*Task to carry out*
Spot each line in the records below where the word "выдачу" occurs, then copy it.

--- begin Raw records ---

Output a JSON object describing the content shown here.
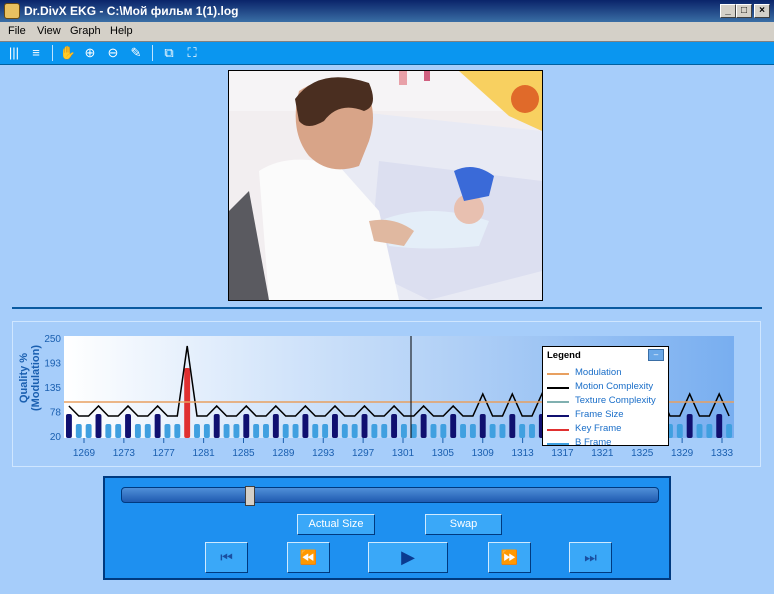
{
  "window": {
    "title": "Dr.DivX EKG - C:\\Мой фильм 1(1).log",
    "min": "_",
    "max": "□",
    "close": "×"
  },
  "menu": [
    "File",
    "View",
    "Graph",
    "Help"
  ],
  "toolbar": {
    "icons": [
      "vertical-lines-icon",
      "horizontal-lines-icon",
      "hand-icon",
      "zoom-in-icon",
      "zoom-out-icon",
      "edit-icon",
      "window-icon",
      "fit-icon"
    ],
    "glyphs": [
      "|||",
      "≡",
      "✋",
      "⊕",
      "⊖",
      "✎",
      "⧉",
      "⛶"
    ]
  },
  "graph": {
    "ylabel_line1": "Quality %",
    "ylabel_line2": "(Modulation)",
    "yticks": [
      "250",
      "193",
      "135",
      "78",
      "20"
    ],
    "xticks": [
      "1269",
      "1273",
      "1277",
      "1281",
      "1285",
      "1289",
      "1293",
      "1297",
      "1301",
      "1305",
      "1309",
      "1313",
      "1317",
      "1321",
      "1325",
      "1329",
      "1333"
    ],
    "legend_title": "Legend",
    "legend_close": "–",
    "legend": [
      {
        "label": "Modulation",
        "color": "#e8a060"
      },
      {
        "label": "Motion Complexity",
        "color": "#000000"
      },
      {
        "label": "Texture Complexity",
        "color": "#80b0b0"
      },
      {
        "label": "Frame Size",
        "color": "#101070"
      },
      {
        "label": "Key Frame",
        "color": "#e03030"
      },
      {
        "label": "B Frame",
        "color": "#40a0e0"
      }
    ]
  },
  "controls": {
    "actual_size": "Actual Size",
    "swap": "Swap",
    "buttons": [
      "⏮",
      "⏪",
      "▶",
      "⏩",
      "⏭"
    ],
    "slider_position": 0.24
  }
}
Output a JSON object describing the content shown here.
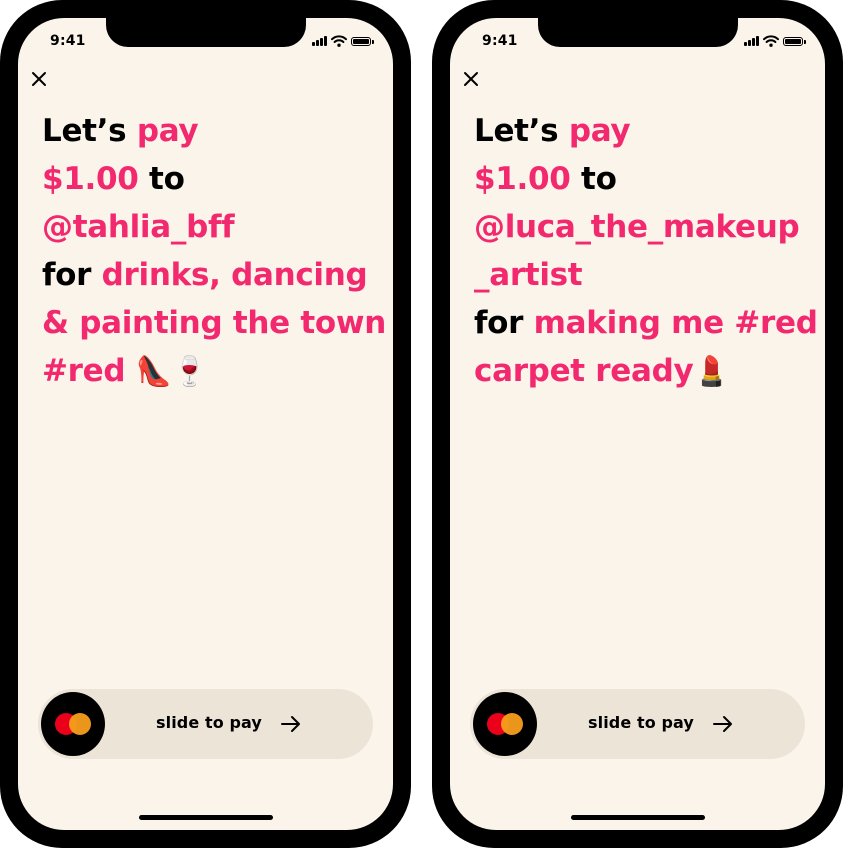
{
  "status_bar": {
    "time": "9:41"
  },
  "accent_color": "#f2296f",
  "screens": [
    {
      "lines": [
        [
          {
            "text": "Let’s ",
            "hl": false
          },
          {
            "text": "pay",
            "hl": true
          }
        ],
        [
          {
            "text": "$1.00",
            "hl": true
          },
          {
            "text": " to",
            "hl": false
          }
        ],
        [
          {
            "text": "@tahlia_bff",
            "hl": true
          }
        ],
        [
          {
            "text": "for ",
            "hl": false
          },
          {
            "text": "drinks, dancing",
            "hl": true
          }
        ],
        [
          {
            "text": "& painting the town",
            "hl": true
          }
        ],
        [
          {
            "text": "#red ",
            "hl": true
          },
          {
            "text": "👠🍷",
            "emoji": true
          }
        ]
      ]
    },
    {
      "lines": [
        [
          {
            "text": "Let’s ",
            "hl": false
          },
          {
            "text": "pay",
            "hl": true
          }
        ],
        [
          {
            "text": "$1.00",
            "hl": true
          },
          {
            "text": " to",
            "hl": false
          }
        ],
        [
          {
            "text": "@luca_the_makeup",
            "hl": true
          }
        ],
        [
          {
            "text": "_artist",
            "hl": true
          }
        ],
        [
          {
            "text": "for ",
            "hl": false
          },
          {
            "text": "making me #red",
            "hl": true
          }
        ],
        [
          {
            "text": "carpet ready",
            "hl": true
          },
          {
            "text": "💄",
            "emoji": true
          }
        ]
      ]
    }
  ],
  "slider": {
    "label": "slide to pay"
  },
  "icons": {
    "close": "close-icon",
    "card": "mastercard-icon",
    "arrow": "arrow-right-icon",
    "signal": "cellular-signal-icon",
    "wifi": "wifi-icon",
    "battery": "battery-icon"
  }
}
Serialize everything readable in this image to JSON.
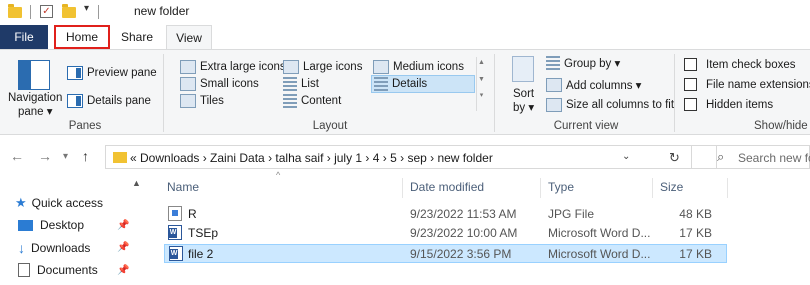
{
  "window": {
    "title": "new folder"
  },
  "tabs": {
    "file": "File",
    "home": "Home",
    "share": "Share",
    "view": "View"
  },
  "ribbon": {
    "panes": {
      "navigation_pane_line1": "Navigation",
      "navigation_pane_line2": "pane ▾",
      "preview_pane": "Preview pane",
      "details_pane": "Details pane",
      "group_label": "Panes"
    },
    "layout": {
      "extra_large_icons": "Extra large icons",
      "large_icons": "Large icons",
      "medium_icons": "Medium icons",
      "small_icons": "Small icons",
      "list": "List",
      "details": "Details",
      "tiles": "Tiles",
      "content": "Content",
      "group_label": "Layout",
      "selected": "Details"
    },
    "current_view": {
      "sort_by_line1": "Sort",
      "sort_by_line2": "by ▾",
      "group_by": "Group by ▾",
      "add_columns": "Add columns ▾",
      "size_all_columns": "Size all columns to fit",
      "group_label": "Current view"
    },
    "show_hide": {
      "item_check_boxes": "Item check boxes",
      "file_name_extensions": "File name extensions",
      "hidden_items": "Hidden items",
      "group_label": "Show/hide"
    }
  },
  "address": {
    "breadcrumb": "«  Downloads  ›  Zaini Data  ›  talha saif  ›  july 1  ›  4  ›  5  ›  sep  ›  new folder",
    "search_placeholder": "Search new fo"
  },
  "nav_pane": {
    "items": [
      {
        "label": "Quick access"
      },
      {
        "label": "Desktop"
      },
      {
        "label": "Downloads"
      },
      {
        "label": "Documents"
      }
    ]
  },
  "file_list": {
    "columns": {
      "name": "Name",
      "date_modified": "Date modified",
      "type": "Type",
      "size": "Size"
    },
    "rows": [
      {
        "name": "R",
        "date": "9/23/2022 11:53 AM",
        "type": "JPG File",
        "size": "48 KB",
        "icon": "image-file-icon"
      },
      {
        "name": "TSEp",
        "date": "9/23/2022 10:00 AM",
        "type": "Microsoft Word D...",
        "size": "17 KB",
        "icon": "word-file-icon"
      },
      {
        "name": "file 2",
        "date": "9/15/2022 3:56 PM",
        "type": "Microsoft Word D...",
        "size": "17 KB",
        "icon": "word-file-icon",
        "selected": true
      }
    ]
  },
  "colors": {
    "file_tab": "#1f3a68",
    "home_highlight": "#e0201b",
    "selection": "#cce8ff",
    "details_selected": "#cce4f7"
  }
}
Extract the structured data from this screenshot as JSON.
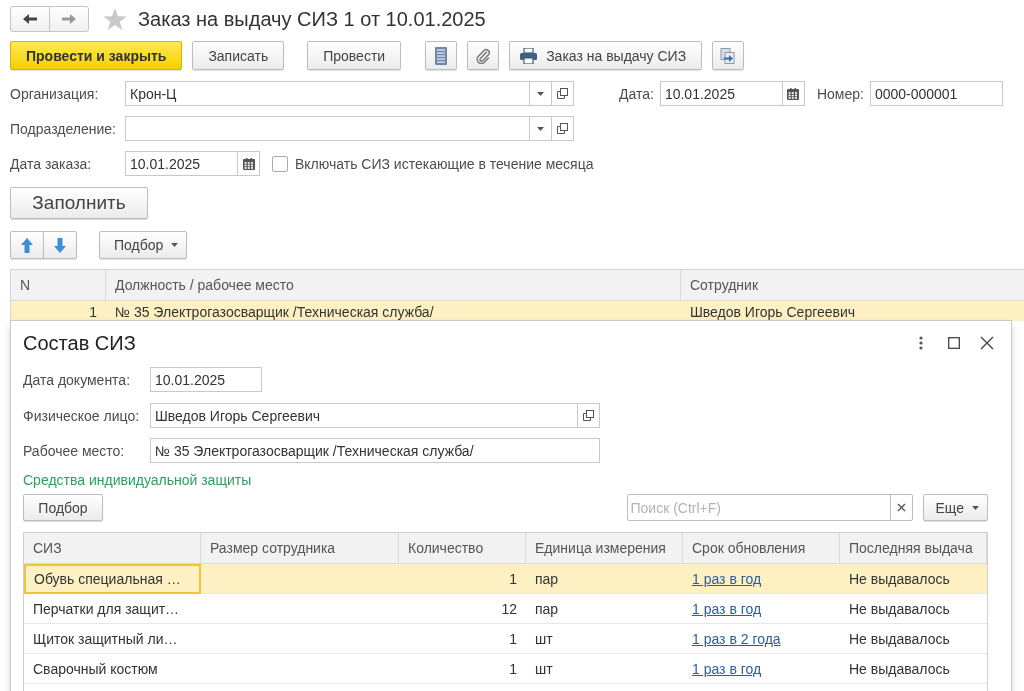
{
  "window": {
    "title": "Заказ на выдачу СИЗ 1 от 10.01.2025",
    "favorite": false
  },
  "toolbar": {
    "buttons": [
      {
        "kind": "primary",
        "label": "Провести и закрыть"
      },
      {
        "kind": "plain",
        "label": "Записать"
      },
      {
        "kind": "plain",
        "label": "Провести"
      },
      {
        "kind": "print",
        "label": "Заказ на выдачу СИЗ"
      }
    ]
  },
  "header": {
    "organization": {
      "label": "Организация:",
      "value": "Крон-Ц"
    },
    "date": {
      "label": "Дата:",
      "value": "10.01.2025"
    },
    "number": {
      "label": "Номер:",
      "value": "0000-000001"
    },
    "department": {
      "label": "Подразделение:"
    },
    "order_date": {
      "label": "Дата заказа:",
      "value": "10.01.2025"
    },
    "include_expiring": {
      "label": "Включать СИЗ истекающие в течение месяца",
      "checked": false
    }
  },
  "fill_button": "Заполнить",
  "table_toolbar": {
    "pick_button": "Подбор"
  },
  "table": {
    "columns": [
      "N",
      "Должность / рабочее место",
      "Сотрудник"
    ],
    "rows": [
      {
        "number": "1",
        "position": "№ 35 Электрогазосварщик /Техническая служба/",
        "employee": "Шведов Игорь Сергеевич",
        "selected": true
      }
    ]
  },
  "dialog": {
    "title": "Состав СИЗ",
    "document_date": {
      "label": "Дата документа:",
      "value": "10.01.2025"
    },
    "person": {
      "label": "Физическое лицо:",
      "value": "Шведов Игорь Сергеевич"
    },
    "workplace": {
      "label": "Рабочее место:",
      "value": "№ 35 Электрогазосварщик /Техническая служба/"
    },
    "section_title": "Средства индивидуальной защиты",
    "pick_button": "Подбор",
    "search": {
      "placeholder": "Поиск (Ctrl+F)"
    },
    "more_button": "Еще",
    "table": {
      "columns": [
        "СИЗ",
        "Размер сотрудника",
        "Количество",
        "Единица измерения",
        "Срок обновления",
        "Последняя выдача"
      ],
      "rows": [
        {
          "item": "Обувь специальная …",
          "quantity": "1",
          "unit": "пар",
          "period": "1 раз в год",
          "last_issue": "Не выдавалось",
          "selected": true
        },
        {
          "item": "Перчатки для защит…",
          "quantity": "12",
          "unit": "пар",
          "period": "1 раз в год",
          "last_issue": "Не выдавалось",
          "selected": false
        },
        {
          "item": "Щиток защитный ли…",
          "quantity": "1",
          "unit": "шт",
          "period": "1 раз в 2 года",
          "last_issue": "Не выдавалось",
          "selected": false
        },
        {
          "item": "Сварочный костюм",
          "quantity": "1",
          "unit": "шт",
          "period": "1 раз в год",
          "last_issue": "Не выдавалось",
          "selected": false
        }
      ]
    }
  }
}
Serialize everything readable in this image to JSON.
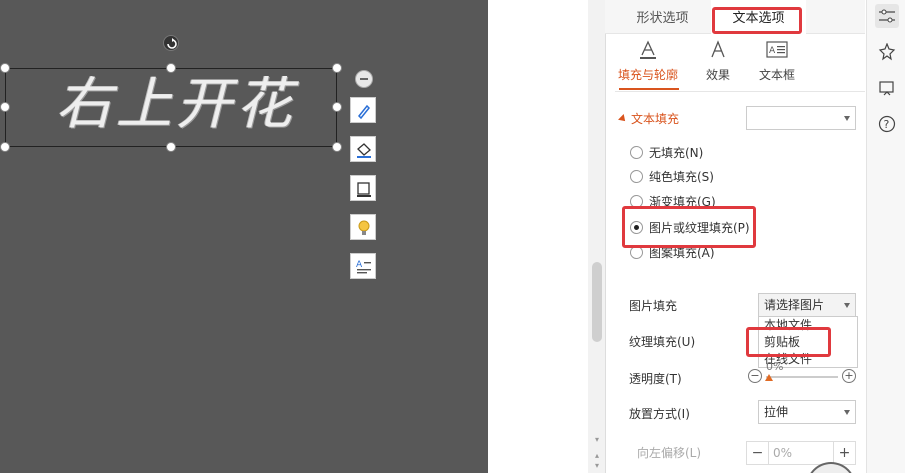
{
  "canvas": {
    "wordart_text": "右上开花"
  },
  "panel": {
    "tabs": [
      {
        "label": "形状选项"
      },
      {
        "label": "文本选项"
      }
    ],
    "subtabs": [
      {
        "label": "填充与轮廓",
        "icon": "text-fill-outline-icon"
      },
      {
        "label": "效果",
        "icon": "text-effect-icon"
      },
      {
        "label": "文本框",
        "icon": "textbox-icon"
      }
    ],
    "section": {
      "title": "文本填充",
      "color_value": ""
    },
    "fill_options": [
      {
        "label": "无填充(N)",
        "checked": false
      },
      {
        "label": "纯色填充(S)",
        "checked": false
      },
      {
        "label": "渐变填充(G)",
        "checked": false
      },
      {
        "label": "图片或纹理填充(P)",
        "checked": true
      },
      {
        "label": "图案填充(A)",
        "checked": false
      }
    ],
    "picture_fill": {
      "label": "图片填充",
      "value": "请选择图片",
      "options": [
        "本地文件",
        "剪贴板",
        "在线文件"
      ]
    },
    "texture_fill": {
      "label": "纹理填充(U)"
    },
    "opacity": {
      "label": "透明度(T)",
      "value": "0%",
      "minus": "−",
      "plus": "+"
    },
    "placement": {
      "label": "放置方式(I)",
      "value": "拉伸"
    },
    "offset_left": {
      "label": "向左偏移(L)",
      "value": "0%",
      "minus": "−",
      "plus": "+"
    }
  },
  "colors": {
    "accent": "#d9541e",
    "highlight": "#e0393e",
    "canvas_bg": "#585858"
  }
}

--- end Raw records ---

*Task answer*
    "title": "Заказ на выдачу СИЗ 1 от 10.01.2025",
        "label": "Заказ на выдачу СИЗ"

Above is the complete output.